- Instructions to follow -
Answer with nothing but a number: how many lines include the word "燎云防具融合装备"?

Data entries
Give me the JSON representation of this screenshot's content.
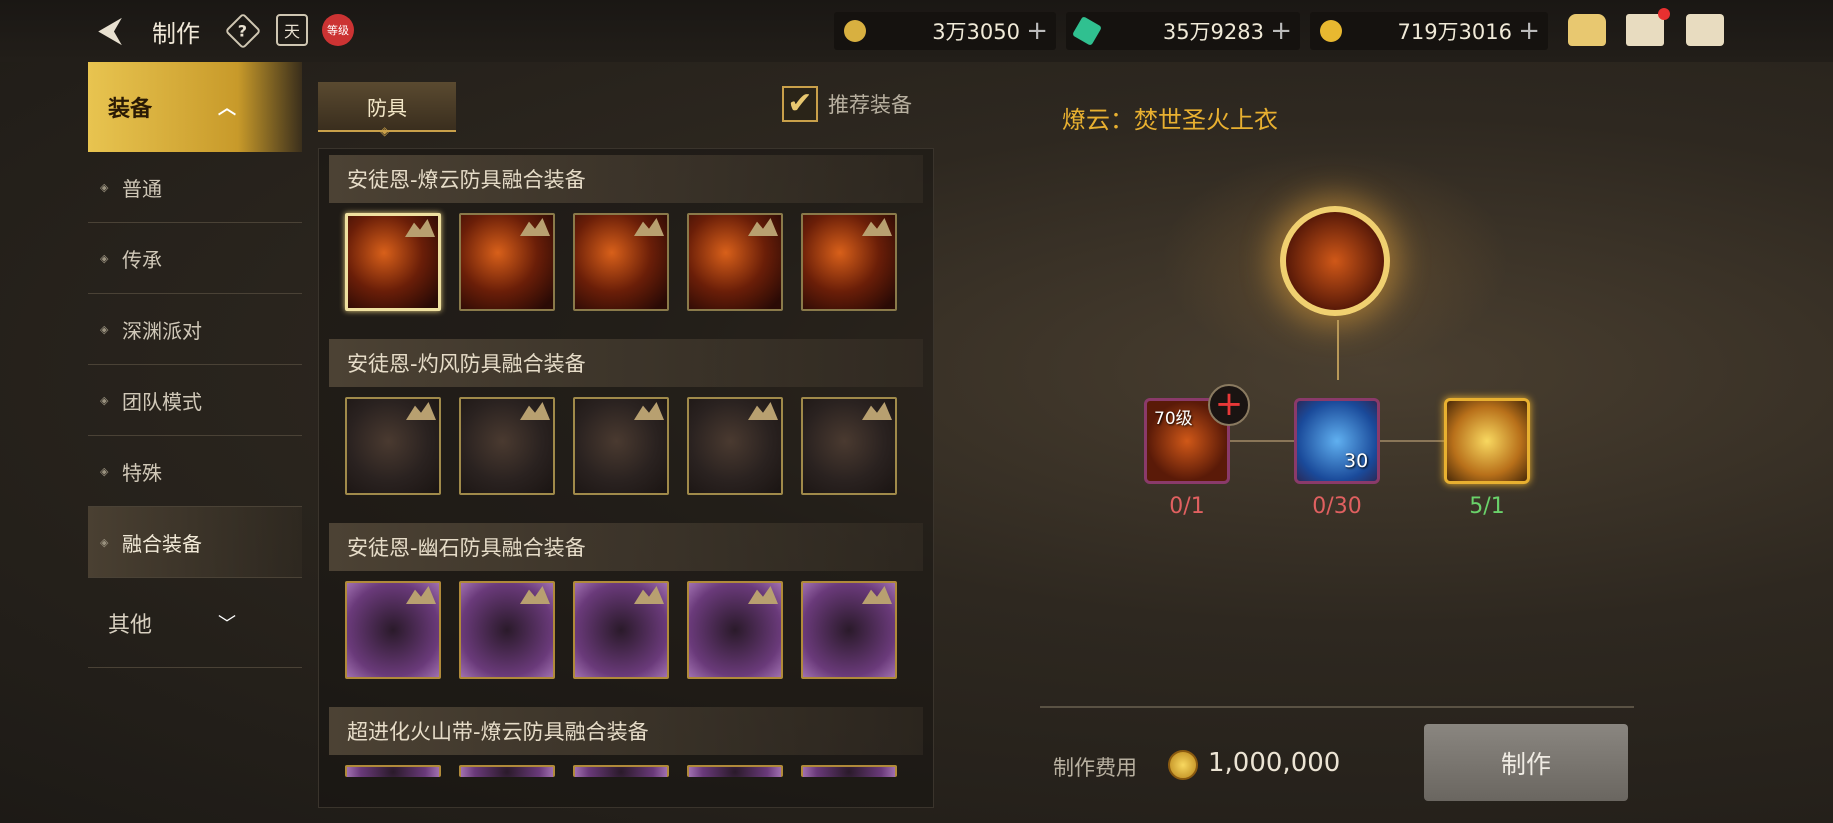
{
  "header": {
    "title": "制作",
    "calendar_char": "天",
    "level_badge": "等级",
    "currencies": [
      {
        "name": "coin-c",
        "value": "3万3050",
        "color": "#d8b040"
      },
      {
        "name": "gem",
        "value": "35万9283",
        "color": "#30c090"
      },
      {
        "name": "gold",
        "value": "719万3016",
        "color": "#e8b830"
      }
    ],
    "plus": "+"
  },
  "sidebar": {
    "head": "装备",
    "items": [
      {
        "label": "普通"
      },
      {
        "label": "传承"
      },
      {
        "label": "深渊派对"
      },
      {
        "label": "团队模式"
      },
      {
        "label": "特殊"
      },
      {
        "label": "融合装备",
        "active": true
      }
    ],
    "other": "其他"
  },
  "tabs": {
    "armor": "防具"
  },
  "recommend": {
    "label": "推荐装备",
    "checked": true
  },
  "groups": [
    {
      "title": "安徒恩-燎云防具融合装备",
      "style": "fire",
      "count": 5
    },
    {
      "title": "安徒恩-灼风防具融合装备",
      "style": "ash",
      "count": 5
    },
    {
      "title": "安徒恩-幽石防具融合装备",
      "style": "purp",
      "count": 5
    },
    {
      "title": "超进化火山带-燎云防具融合装备",
      "style": "purp",
      "count": 5
    }
  ],
  "detail": {
    "title": "燎云：焚世圣火上衣",
    "materials": [
      {
        "tag": "70级",
        "count": "0/1",
        "status": "red"
      },
      {
        "qty": "30",
        "count": "0/30",
        "status": "red"
      },
      {
        "count": "5/1",
        "status": "green"
      }
    ],
    "cost_label": "制作费用",
    "cost_value": "1,000,000",
    "make_button": "制作"
  }
}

- Correct answer -
2